## Selected passage

New tractors are more expensive and less fuel efficient.
New tractors are more expensive, primarily due to higher commodity
prices, better pricing power among equipment manufacturers, and
government regulations applicable to newly manufactured tractors
and diesel engines.  Revised EPA regulations decrease the amount of
permitted air emissions that can be released by tractor engines and
affect tractors produced after the effective date of the
regulations.  Compliance with these regulations has increased the
cost of our new tractors and lowered fuel mileage.  This will
increase our capital expenses and our operating expenses.  These
adverse effects combined with the uncertainty as to the reliability
of the vehicles equipped with the newly designed diesel engines and
the residual values that will be realized from the disposition of
these vehicles could increase our costs or otherwise adversely
affect our business or operations.

We have significant ongoing capital requirements.
Our transportation business requires substantial ongoing capital
investment, particularly for tractors, trailers, terminals and
technology.  For the past few years, we have depended on cash from
operations and our credit facilities to fund our revenue equipment.
We expect to continue to pay for projected capital expenditures
with cash flows from operations and borrowings under our line of
credit.  If we are unable to generate sufficient cash from
operations and obtain financing on favorable terms in the future,
we may have to limit our growth, enter into less favorable
financing arrangements, or operate our revenue equipment for longer
periods, any of which could have a material adverse effect on our
profitability.

The loss of one of our major transportation customers could have a
materially adverse effect on our business.
A significant portion of our transportation revenue is generated
from our major customers. For 2009, our top 10 customers, based on
revenue, accounted for approximately 63.6% of our transportation
segment's revenue and one customer accounted for 24.7% of the
segment's revenue.  A reduction in or termination of our services
by one or more of our major customers could have a materially
adverse effect on our business and operating results.

The trucking industry is extremely competitive and fragmented.
The trucking industry is extremely competitive and fragmented.  No
single truckload carrier has a significant market share.  We
compete with many other truckload carriers of varying sizes,
customers' private fleets, and, to a lesser extent, with railroads
which may limit our growth opportunities and reduce profitability.
Some of our competitors periodically reduce their freight rates to
gain business, especially during times of reduced growth rates in
the economy, which may limit our ability to maintain or increase
freight rates or maintain our profit margins.  Many customers
reduce the number of carriers they use by selecting so-called "core
carriers" as approved transportation service providers, and in some
instances we may not be selected.  Historically, competition has
created downward pressure on the truckload industry's pricing
structure.

## Brief 1
In the trucking business risks passage, what share of the transportation segment's 2009 revenue came from the top 10 customers?

## Given data
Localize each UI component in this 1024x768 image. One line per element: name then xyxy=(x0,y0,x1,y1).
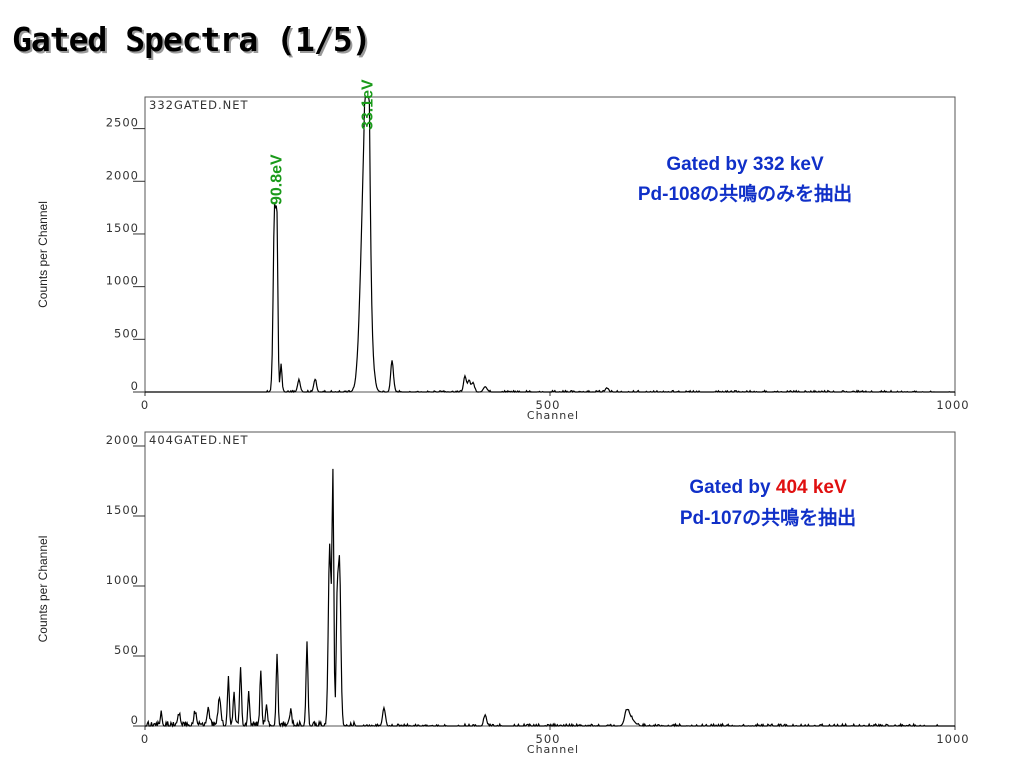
y-tick-label: 2000 xyxy=(106,168,139,182)
x-axis-label: Channel xyxy=(527,409,579,422)
x-tick-label: 0 xyxy=(141,732,149,746)
y-axis-label: Counts per Channel xyxy=(36,536,50,643)
y-tick-label: 0 xyxy=(131,713,139,727)
y-tick-label: 1500 xyxy=(106,503,139,517)
annotation-line2: Pd-108の共鳴のみを抽出 xyxy=(638,182,852,205)
y-tick-label: 500 xyxy=(114,326,139,340)
plot-file-title: 332GATED.NET xyxy=(149,98,249,112)
y-tick-label: 1000 xyxy=(106,573,139,587)
chart-1: 332GATED.NET 0 500 1000 1500 2000 2500 0 500 1000… xyxy=(36,79,969,422)
x-tick-label: 0 xyxy=(141,398,149,412)
spectrum-trace xyxy=(145,468,955,728)
annotation-gate-energy: 332 keV xyxy=(753,154,824,175)
annotation-line2: Pd-107の共鳴を抽出 xyxy=(680,506,856,529)
y-tick-label: 2500 xyxy=(106,116,139,130)
peak-label: 33.1eV xyxy=(359,79,376,130)
plot-frame xyxy=(144,96,956,393)
spectrum-trace xyxy=(145,96,955,394)
annotation-prefix: Gated by xyxy=(689,477,776,498)
y-tick-label: 1500 xyxy=(106,221,139,235)
y-axis-label: Counts per Channel xyxy=(36,201,50,308)
chart-2: 404GATED.NET 0 500 1000 1500 2000 0 500 1000 Chan… xyxy=(36,431,969,756)
y-tick-label: 0 xyxy=(131,379,139,393)
y-tick-label: 2000 xyxy=(106,433,139,447)
x-tick-label: 1000 xyxy=(936,398,969,412)
annotation-line1: Gated by 332 keV xyxy=(666,154,824,175)
annotation-gate-energy: 404 keV xyxy=(776,477,847,498)
x-tick-label: 500 xyxy=(536,732,561,746)
slide-title: Gated Spectra (1/5) xyxy=(12,20,371,59)
annotation-line1: Gated by 404 keV xyxy=(689,477,847,498)
plot-file-title: 404GATED.NET xyxy=(149,433,249,447)
y-tick-label: 1000 xyxy=(106,274,139,288)
annotation-prefix: Gated by xyxy=(666,154,753,175)
x-tick-label: 500 xyxy=(536,398,561,412)
y-tick-label: 500 xyxy=(114,643,139,657)
x-axis-label: Channel xyxy=(527,743,579,756)
peak-label: 90.8eV xyxy=(269,154,286,205)
x-tick-label: 1000 xyxy=(936,732,969,746)
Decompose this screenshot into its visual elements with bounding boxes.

## Brief 2
Retype the rows exactly, everything from the row containing "y-tick-label: 2000 xyxy=(106,168,139,182)" down to the row containing "spectrum-trace xyxy=(145,96,955,394)", with both of those rows included.

## Full answer 1
Approximately 63.6%.

## Full answer 2
y-tick-label: 2000 xyxy=(106,168,139,182)
x-axis-label: Channel xyxy=(527,409,579,422)
x-tick-label: 0 xyxy=(141,732,149,746)
y-axis-label: Counts per Channel xyxy=(36,536,50,643)
y-tick-label: 0 xyxy=(131,713,139,727)
y-tick-label: 1500 xyxy=(106,503,139,517)
annotation-line2: Pd-108の共鳴のみを抽出 xyxy=(638,182,852,205)
y-tick-label: 500 xyxy=(114,326,139,340)
plot-file-title: 332GATED.NET xyxy=(149,98,249,112)
y-tick-label: 1000 xyxy=(106,573,139,587)
chart-1: 332GATED.NET 0 500 1000 1500 2000 2500 0 500 1000… xyxy=(36,79,969,422)
x-tick-label: 0 xyxy=(141,398,149,412)
spectrum-trace xyxy=(145,468,955,728)
annotation-gate-energy: 332 keV xyxy=(753,154,824,175)
annotation-line2: Pd-107の共鳴を抽出 xyxy=(680,506,856,529)
y-tick-label: 2500 xyxy=(106,116,139,130)
peak-label: 33.1eV xyxy=(359,79,376,130)
plot-frame xyxy=(144,96,956,393)
spectrum-trace xyxy=(145,96,955,394)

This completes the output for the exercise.